- Written request: Copy out each of the rows below word for word, leaving out the pictures.

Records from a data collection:
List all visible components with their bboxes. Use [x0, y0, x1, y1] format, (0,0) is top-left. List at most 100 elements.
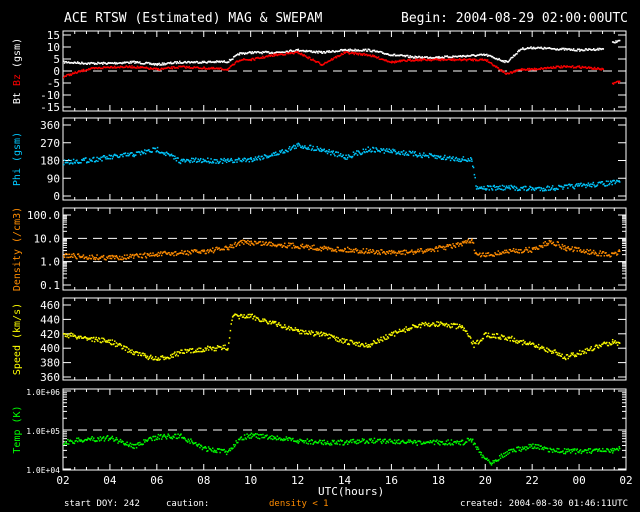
data-point-phi — [345, 154, 347, 157]
data-point-bt — [95, 63, 97, 65]
data-point-bz — [393, 62, 396, 64]
data-point-bz — [140, 66, 143, 69]
data-point-bz — [503, 70, 505, 72]
data-point-temp — [123, 443, 125, 445]
data-point-phi — [363, 150, 365, 153]
data-point-temp — [444, 443, 446, 446]
data-point-bz — [162, 68, 165, 70]
data-point-bt — [256, 51, 258, 53]
data-point-phi — [483, 185, 485, 188]
data-point-temp — [323, 439, 326, 442]
data-point-density — [244, 241, 247, 243]
data-point-density — [118, 258, 120, 261]
data-point-speed — [238, 317, 240, 320]
y-tick-label: 10 — [47, 41, 60, 54]
data-point-speed — [394, 330, 397, 332]
data-point-bt — [312, 51, 314, 54]
data-point-bz — [267, 54, 270, 57]
data-point-temp — [231, 448, 233, 450]
data-point-phi — [473, 173, 476, 176]
data-point-bz — [540, 67, 542, 69]
data-point-speed — [306, 332, 309, 335]
data-point-bz — [186, 65, 188, 68]
data-point-speed — [492, 336, 495, 338]
data-point-density — [127, 257, 130, 260]
data-point-density — [581, 250, 583, 253]
data-point-speed — [526, 342, 529, 345]
data-point-phi — [590, 183, 592, 185]
data-point-bz-late — [616, 80, 619, 83]
data-point-density — [159, 252, 161, 255]
data-point-temp — [179, 434, 181, 437]
data-point-density — [596, 254, 598, 257]
data-point-speed — [491, 333, 494, 336]
data-point-phi — [495, 185, 498, 188]
data-point-temp — [67, 443, 70, 445]
data-point-density — [497, 250, 500, 252]
y-tick-label: 460 — [40, 299, 60, 312]
data-point-speed — [378, 341, 381, 344]
data-point-temp — [297, 439, 299, 442]
data-point-density — [399, 250, 402, 253]
data-point-speed — [496, 333, 499, 335]
data-point-bt — [199, 61, 201, 64]
data-point-density — [599, 250, 601, 252]
data-point-bz — [390, 61, 393, 64]
data-point-phi — [208, 162, 211, 164]
data-point-density — [526, 249, 529, 251]
data-point-density — [309, 247, 312, 250]
data-point-temp — [209, 448, 211, 450]
data-point-density — [88, 257, 90, 259]
data-point-speed — [364, 345, 366, 348]
data-point-speed — [70, 332, 72, 334]
data-point-density — [210, 249, 212, 252]
data-point-phi — [601, 181, 604, 183]
data-point-bt — [115, 62, 118, 64]
data-point-density — [470, 241, 472, 244]
data-point-bt — [113, 62, 115, 65]
data-point-bz — [514, 70, 517, 73]
data-point-speed — [497, 336, 500, 339]
data-point-bz — [133, 66, 135, 68]
data-point-speed — [107, 339, 110, 341]
data-point-density — [500, 252, 503, 255]
data-point-phi — [293, 147, 296, 150]
data-point-speed — [218, 345, 221, 348]
data-point-density — [402, 253, 404, 255]
data-point-speed — [153, 358, 155, 361]
data-point-speed — [214, 347, 216, 350]
data-point-density — [434, 247, 437, 249]
data-point-bt — [346, 50, 349, 52]
data-point-temp — [225, 450, 227, 453]
data-point-density — [72, 256, 74, 258]
data-point-temp — [429, 440, 432, 442]
data-point-bz — [453, 59, 456, 62]
data-point-density — [484, 255, 486, 257]
data-point-bz — [337, 55, 339, 57]
data-point-bz — [360, 53, 363, 55]
data-point-bz — [364, 54, 366, 56]
data-point-density — [537, 248, 539, 250]
data-point-speed — [258, 318, 260, 321]
y-tick-label: -5 — [47, 77, 60, 90]
data-point-density — [371, 251, 373, 254]
data-point-density — [285, 246, 288, 249]
data-point-phi — [275, 154, 278, 156]
data-point-speed — [399, 330, 402, 333]
x-axis-label: UTC(hours) — [318, 485, 385, 498]
data-point-bt — [272, 52, 274, 55]
data-point-phi — [530, 189, 533, 191]
data-point-density — [145, 257, 148, 259]
data-point-speed — [359, 345, 361, 348]
data-point-density — [345, 250, 347, 253]
data-point-speed — [160, 355, 163, 358]
data-point-speed — [609, 343, 611, 345]
data-point-bz — [303, 54, 305, 56]
data-point-density — [297, 247, 300, 249]
data-point-phi — [199, 159, 201, 161]
data-point-density — [67, 256, 70, 259]
data-point-bz — [372, 54, 374, 56]
data-point-temp — [415, 441, 418, 444]
data-point-bz — [106, 66, 109, 68]
data-point-density — [208, 250, 211, 252]
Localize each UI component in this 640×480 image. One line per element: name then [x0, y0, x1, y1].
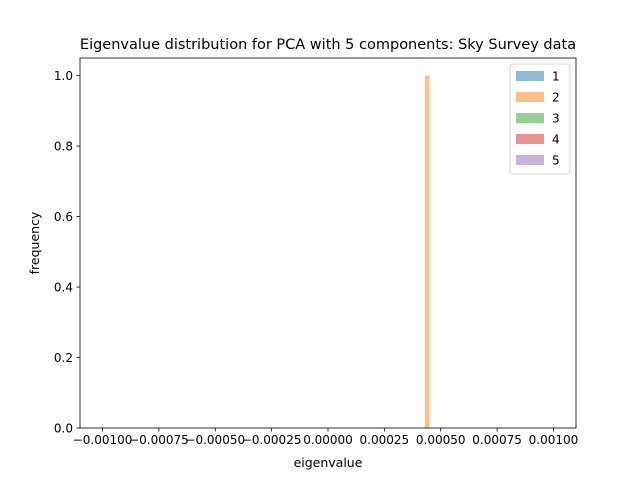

- Solution to this exercise:
List all visible components with their bboxes. Use [x0, y0, x1, y1] format, (0,0) is top-left. List at most 100 elements.
data-point-phi — [345, 154, 347, 157]
data-point-bt — [95, 63, 97, 65]
data-point-bz — [393, 62, 396, 64]
data-point-bz — [140, 66, 143, 69]
data-point-bz — [503, 70, 505, 72]
data-point-temp — [123, 443, 125, 445]
data-point-phi — [363, 150, 365, 153]
data-point-temp — [444, 443, 446, 446]
data-point-bz — [162, 68, 165, 70]
data-point-bt — [256, 51, 258, 53]
data-point-phi — [483, 185, 485, 188]
data-point-temp — [323, 439, 326, 442]
data-point-density — [244, 241, 247, 243]
data-point-density — [118, 258, 120, 261]
data-point-speed — [238, 317, 240, 320]
y-tick-label: 10 — [47, 41, 60, 54]
data-point-speed — [394, 330, 397, 332]
data-point-bt — [312, 51, 314, 54]
data-point-bz — [267, 54, 270, 57]
data-point-temp — [231, 448, 233, 450]
data-point-phi — [473, 173, 476, 176]
data-point-bz — [540, 67, 542, 69]
data-point-speed — [306, 332, 309, 335]
data-point-bz — [186, 65, 188, 68]
data-point-speed — [492, 336, 495, 338]
data-point-density — [127, 257, 130, 260]
data-point-density — [581, 250, 583, 253]
data-point-speed — [526, 342, 529, 345]
data-point-phi — [590, 183, 592, 185]
data-point-bz-late — [616, 80, 619, 83]
data-point-density — [159, 252, 161, 255]
data-point-temp — [179, 434, 181, 437]
data-point-density — [596, 254, 598, 257]
data-point-speed — [491, 333, 494, 336]
data-point-phi — [495, 185, 498, 188]
data-point-temp — [67, 443, 70, 445]
data-point-density — [497, 250, 500, 252]
y-tick-label: 460 — [40, 299, 60, 312]
data-point-speed — [378, 341, 381, 344]
data-point-temp — [297, 439, 299, 442]
data-point-density — [399, 250, 402, 253]
data-point-speed — [496, 333, 499, 335]
data-point-bt — [199, 61, 201, 64]
data-point-density — [599, 250, 601, 252]
data-point-bz — [390, 61, 393, 64]
data-point-phi — [208, 162, 211, 164]
data-point-density — [526, 249, 529, 251]
data-point-density — [309, 247, 312, 250]
data-point-temp — [209, 448, 211, 450]
data-point-density — [88, 257, 90, 259]
data-point-speed — [364, 345, 366, 348]
data-point-speed — [70, 332, 72, 334]
data-point-density — [210, 249, 212, 252]
data-point-phi — [601, 181, 604, 183]
data-point-bt — [115, 62, 118, 64]
data-point-density — [470, 241, 472, 244]
data-point-bt — [113, 62, 115, 65]
data-point-bz — [514, 70, 517, 73]
data-point-speed — [497, 336, 500, 339]
data-point-bz — [133, 66, 135, 68]
data-point-speed — [107, 339, 110, 341]
data-point-density — [500, 252, 503, 255]
data-point-phi — [293, 147, 296, 150]
data-point-speed — [218, 345, 221, 348]
data-point-density — [402, 253, 404, 255]
data-point-speed — [153, 358, 155, 361]
data-point-speed — [214, 347, 216, 350]
data-point-density — [434, 247, 437, 249]
data-point-bt — [346, 50, 349, 52]
data-point-temp — [225, 450, 227, 453]
data-point-density — [72, 256, 74, 258]
data-point-temp — [429, 440, 432, 442]
data-point-bz — [453, 59, 456, 62]
data-point-density — [484, 255, 486, 257]
data-point-bz — [337, 55, 339, 57]
data-point-bz — [360, 53, 363, 55]
data-point-bz — [364, 54, 366, 56]
data-point-density — [537, 248, 539, 250]
data-point-speed — [258, 318, 260, 321]
y-tick-label: -5 — [47, 77, 60, 90]
data-point-density — [371, 251, 373, 254]
data-point-density — [285, 246, 288, 249]
data-point-phi — [275, 154, 278, 156]
data-point-speed — [399, 330, 402, 333]
x-axis-label: UTC(hours) — [318, 485, 385, 498]
data-point-bt — [272, 52, 274, 55]
data-point-phi — [530, 189, 533, 191]
data-point-density — [145, 257, 148, 259]
data-point-speed — [359, 345, 361, 348]
data-point-density — [345, 250, 347, 253]
data-point-speed — [160, 355, 163, 358]
data-point-speed — [609, 343, 611, 345]
data-point-bz — [303, 54, 305, 56]
data-point-density — [297, 247, 300, 249]
data-point-phi — [199, 159, 201, 161]
data-point-density — [67, 256, 70, 259]
data-point-bz — [372, 54, 374, 56]
data-point-temp — [415, 441, 418, 444]
data-point-bz — [106, 66, 109, 68]
data-point-density — [208, 250, 211, 252]
Localize each UI component in this 640×480 image. One line per element: name then [x0, y0, x1, y1].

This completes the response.